:: Stored data ::

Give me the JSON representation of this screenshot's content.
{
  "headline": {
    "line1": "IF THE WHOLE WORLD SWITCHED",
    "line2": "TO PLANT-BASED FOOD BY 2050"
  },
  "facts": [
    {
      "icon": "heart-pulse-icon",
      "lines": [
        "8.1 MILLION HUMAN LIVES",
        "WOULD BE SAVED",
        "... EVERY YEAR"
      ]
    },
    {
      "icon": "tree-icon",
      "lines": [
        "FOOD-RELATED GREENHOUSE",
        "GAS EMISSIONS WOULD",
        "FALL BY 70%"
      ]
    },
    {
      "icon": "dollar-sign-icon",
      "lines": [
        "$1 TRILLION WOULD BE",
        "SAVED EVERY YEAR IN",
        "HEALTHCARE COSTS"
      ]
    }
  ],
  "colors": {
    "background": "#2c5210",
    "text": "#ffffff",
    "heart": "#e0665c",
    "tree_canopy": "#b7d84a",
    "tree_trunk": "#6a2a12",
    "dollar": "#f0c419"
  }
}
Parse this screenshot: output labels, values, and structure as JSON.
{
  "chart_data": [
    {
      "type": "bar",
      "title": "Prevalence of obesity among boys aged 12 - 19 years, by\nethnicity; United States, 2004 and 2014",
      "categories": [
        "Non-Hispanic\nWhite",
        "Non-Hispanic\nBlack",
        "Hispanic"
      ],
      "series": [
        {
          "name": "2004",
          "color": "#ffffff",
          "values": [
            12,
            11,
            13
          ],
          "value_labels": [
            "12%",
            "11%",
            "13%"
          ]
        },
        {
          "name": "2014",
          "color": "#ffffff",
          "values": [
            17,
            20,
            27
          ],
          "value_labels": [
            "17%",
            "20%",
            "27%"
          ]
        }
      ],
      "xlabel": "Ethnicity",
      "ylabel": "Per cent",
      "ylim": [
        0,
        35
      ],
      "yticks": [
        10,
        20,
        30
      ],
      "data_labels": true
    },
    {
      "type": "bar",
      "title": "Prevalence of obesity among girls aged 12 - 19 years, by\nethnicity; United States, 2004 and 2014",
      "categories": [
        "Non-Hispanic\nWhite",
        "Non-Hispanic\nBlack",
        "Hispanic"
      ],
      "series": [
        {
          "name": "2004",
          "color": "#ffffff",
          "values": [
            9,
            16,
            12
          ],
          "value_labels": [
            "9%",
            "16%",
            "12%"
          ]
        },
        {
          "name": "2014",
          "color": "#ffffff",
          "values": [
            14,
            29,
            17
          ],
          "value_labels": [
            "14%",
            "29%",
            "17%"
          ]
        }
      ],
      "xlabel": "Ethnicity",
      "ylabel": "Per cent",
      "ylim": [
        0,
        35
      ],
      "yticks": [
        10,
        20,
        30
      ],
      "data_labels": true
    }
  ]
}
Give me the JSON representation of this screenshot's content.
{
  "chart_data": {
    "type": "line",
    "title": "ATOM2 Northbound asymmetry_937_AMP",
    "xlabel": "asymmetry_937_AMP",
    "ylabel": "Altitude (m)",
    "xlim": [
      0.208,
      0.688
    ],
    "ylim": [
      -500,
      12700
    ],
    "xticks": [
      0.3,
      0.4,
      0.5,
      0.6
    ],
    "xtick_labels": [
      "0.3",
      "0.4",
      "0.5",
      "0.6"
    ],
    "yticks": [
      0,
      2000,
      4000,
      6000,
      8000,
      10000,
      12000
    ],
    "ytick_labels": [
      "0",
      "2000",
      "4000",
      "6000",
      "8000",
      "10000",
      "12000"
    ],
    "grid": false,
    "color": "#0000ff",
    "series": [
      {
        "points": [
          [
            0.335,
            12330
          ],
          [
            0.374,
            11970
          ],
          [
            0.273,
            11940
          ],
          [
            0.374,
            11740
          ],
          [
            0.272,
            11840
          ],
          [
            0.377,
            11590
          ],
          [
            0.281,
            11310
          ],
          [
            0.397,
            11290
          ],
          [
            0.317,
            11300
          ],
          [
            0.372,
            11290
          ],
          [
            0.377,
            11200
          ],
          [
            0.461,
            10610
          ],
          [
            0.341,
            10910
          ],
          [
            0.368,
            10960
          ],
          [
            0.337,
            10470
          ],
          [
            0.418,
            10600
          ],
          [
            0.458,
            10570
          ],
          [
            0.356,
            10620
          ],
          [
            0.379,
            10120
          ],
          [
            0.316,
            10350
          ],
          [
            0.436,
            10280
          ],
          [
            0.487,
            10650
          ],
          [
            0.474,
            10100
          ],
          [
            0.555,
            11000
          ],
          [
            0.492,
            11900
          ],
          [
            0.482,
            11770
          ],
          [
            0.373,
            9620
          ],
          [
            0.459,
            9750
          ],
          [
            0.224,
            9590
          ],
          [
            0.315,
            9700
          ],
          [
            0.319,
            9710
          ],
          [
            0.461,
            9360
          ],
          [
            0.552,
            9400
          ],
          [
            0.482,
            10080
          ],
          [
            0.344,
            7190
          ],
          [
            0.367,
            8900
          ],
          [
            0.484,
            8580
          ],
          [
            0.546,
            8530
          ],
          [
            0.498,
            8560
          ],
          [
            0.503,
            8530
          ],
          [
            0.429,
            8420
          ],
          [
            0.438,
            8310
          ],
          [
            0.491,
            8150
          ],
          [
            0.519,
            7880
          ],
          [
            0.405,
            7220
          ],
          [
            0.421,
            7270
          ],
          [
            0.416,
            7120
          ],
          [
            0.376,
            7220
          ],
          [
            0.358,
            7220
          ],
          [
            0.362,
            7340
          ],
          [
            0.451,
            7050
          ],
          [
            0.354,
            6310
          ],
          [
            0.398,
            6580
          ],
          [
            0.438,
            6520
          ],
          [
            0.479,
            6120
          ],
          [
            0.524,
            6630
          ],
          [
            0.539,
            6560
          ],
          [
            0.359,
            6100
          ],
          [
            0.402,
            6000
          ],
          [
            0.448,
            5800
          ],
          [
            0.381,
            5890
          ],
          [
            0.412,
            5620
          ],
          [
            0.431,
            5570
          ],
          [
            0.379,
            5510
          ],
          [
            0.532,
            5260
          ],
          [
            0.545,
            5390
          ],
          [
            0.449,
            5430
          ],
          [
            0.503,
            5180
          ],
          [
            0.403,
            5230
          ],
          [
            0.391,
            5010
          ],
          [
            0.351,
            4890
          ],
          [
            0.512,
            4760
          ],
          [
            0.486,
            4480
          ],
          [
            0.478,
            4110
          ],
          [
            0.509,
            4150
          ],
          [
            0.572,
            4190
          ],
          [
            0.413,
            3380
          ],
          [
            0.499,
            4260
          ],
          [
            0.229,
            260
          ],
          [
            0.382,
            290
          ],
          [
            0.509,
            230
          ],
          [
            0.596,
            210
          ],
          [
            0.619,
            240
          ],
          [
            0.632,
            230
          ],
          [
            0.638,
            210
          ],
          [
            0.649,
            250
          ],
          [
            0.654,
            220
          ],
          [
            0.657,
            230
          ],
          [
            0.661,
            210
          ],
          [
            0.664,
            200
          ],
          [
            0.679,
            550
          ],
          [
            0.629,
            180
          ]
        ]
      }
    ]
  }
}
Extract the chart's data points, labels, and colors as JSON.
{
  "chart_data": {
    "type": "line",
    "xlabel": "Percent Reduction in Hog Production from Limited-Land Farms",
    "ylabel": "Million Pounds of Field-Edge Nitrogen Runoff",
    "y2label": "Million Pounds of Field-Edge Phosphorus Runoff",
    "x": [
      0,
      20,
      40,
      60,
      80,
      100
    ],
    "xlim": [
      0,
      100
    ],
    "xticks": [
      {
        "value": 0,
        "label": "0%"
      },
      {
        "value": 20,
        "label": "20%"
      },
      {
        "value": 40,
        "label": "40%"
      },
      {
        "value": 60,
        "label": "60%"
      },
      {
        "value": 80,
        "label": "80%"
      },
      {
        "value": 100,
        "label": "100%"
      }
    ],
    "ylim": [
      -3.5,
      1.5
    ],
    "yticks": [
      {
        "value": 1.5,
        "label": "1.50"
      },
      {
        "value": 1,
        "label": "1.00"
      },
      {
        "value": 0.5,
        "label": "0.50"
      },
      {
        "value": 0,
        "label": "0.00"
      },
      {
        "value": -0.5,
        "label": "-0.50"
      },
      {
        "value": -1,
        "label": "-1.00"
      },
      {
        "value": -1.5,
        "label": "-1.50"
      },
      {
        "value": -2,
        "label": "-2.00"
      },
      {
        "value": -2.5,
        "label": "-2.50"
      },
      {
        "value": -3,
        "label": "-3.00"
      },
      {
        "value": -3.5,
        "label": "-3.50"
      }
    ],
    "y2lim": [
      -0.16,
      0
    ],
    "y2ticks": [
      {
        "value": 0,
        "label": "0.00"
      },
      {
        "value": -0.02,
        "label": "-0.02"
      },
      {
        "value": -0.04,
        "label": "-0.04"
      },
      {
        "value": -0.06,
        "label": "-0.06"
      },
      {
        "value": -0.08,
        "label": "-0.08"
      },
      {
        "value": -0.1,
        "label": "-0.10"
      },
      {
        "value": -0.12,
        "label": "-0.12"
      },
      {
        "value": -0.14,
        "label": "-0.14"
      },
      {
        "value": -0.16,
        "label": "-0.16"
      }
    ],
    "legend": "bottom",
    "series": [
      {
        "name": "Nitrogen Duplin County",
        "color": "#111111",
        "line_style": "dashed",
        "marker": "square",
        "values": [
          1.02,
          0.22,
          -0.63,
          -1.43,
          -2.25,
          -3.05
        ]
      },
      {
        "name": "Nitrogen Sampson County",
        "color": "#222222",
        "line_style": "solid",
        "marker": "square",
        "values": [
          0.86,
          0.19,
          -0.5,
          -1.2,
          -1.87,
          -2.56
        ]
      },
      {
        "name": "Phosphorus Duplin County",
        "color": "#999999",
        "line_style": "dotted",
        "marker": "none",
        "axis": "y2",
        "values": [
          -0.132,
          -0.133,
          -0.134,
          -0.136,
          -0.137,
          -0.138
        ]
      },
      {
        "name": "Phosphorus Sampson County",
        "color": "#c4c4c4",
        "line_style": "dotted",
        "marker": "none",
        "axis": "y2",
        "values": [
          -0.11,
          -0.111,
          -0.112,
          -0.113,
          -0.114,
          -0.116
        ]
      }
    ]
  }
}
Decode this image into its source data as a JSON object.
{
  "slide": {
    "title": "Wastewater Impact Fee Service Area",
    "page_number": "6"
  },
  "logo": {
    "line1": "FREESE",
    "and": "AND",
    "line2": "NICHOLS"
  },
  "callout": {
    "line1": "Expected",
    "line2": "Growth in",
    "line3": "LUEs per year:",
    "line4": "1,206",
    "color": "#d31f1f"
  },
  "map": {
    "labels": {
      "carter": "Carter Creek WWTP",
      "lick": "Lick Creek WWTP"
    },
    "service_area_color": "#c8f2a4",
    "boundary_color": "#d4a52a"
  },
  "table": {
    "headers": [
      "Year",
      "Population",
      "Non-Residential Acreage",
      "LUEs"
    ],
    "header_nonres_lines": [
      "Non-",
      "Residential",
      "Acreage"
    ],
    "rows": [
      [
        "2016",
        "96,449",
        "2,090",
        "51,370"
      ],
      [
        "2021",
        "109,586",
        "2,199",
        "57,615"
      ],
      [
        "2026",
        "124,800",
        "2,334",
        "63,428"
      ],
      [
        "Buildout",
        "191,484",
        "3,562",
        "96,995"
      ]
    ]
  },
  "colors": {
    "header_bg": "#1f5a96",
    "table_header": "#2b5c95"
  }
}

:::

» **Do this**:
Working from the listing above, pick out every line that has "dollar" and copy it.

» **Written answer**:
      "icon": "dollar-sign-icon",
    "dollar": "#f0c419"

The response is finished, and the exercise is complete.